* START Entries *

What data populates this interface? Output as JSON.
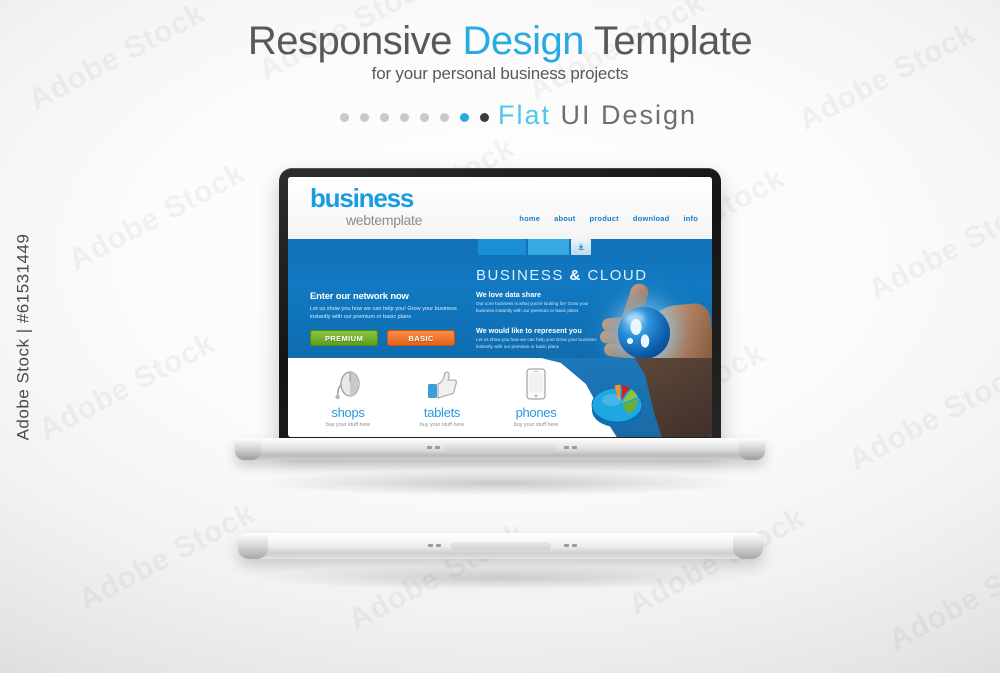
{
  "watermark": {
    "side_text": "Adobe Stock | #61531449",
    "tile_text": "Adobe Stock"
  },
  "header": {
    "title_part1": "Responsive ",
    "title_accent": "Design",
    "title_part2": " Template",
    "subtitle": "for your personal business projects",
    "tagline_accent": "Flat",
    "tagline_rest": " UI  Design",
    "dots": [
      {
        "state": "inactive"
      },
      {
        "state": "inactive"
      },
      {
        "state": "inactive"
      },
      {
        "state": "inactive"
      },
      {
        "state": "inactive"
      },
      {
        "state": "inactive"
      },
      {
        "state": "active"
      },
      {
        "state": "dark"
      }
    ],
    "colors": {
      "accent_blue": "#29ABE2",
      "text_gray": "#58595b",
      "dot_gray": "#c8c9ca",
      "dot_dark": "#3b3b3b"
    }
  },
  "website": {
    "logo": {
      "primary": "business",
      "secondary": "webtemplate"
    },
    "nav": [
      {
        "label": "home"
      },
      {
        "label": "about"
      },
      {
        "label": "product"
      },
      {
        "label": "download"
      },
      {
        "label": "info"
      }
    ],
    "search": {
      "field1_value": "",
      "field2_value": "",
      "button_icon": "download-icon"
    },
    "hero": {
      "title_light": "BUSINESS ",
      "title_bold": "&",
      "title_light2": " CLOUD",
      "left": {
        "heading": "Enter our network now",
        "body": "Let us show you how we can help you! Grow your business instantly with our premium or basic plans",
        "button_premium": "PREMIUM",
        "button_basic": "BASIC"
      },
      "mid": [
        {
          "heading": "We love data share",
          "body": "Our core business is what  you're looking for! Grow your business instantly with our premium or basic plans"
        },
        {
          "heading": "We would like to represent you",
          "body": "Let us show you how we can help you! Grow your business instantly with our premium or basic plans"
        }
      ],
      "image": "hand-holding-globe"
    },
    "features": [
      {
        "icon": "mouse-icon",
        "title": "shops",
        "subtitle": "buy your stuff here"
      },
      {
        "icon": "thumbs-up-icon",
        "title": "tablets",
        "subtitle": "buy your stuff here"
      },
      {
        "icon": "smartphone-icon",
        "title": "phones",
        "subtitle": "buy your stuff here"
      }
    ],
    "pie_chart": {
      "icon": "pie-chart-icon",
      "slices": [
        {
          "color": "#1ea7e0",
          "share": 0.52
        },
        {
          "color": "#f7931e",
          "share": 0.14
        },
        {
          "color": "#d41f26",
          "share": 0.16
        },
        {
          "color": "#8cc63f",
          "share": 0.18
        }
      ]
    },
    "colors": {
      "brand_blue": "#1b9ce0",
      "hero_blue": "#1272b8",
      "nav_blue": "#1b7fc4",
      "green": "#8dc63f",
      "orange": "#f79044"
    }
  },
  "devices": {
    "open_laptop": "open-laptop",
    "closed_laptop": "closed-laptop"
  }
}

* END Entries *

◆ Job ◆
Repeat the records above exactly, leaving out the pictures.

◆ Task response ◆
What data populates this interface? Output as JSON.
{
  "watermark": {
    "side_text": "Adobe Stock | #61531449",
    "tile_text": "Adobe Stock"
  },
  "header": {
    "title_part1": "Responsive ",
    "title_accent": "Design",
    "title_part2": " Template",
    "subtitle": "for your personal business projects",
    "tagline_accent": "Flat",
    "tagline_rest": " UI  Design",
    "dots": [
      {
        "state": "inactive"
      },
      {
        "state": "inactive"
      },
      {
        "state": "inactive"
      },
      {
        "state": "inactive"
      },
      {
        "state": "inactive"
      },
      {
        "state": "inactive"
      },
      {
        "state": "active"
      },
      {
        "state": "dark"
      }
    ],
    "colors": {
      "accent_blue": "#29ABE2",
      "text_gray": "#58595b",
      "dot_gray": "#c8c9ca",
      "dot_dark": "#3b3b3b"
    }
  },
  "website": {
    "logo": {
      "primary": "business",
      "secondary": "webtemplate"
    },
    "nav": [
      {
        "label": "home"
      },
      {
        "label": "about"
      },
      {
        "label": "product"
      },
      {
        "label": "download"
      },
      {
        "label": "info"
      }
    ],
    "search": {
      "field1_value": "",
      "field2_value": "",
      "button_icon": "download-icon"
    },
    "hero": {
      "title_light": "BUSINESS ",
      "title_bold": "&",
      "title_light2": " CLOUD",
      "left": {
        "heading": "Enter our network now",
        "body": "Let us show you how we can help you! Grow your business instantly with our premium or basic plans",
        "button_premium": "PREMIUM",
        "button_basic": "BASIC"
      },
      "mid": [
        {
          "heading": "We love data share",
          "body": "Our core business is what  you're looking for! Grow your business instantly with our premium or basic plans"
        },
        {
          "heading": "We would like to represent you",
          "body": "Let us show you how we can help you! Grow your business instantly with our premium or basic plans"
        }
      ],
      "image": "hand-holding-globe"
    },
    "features": [
      {
        "icon": "mouse-icon",
        "title": "shops",
        "subtitle": "buy your stuff here"
      },
      {
        "icon": "thumbs-up-icon",
        "title": "tablets",
        "subtitle": "buy your stuff here"
      },
      {
        "icon": "smartphone-icon",
        "title": "phones",
        "subtitle": "buy your stuff here"
      }
    ],
    "pie_chart": {
      "icon": "pie-chart-icon",
      "slices": [
        {
          "color": "#1ea7e0",
          "share": 0.52
        },
        {
          "color": "#f7931e",
          "share": 0.14
        },
        {
          "color": "#d41f26",
          "share": 0.16
        },
        {
          "color": "#8cc63f",
          "share": 0.18
        }
      ]
    },
    "colors": {
      "brand_blue": "#1b9ce0",
      "hero_blue": "#1272b8",
      "nav_blue": "#1b7fc4",
      "green": "#8dc63f",
      "orange": "#f79044"
    }
  },
  "devices": {
    "open_laptop": "open-laptop",
    "closed_laptop": "closed-laptop"
  }
}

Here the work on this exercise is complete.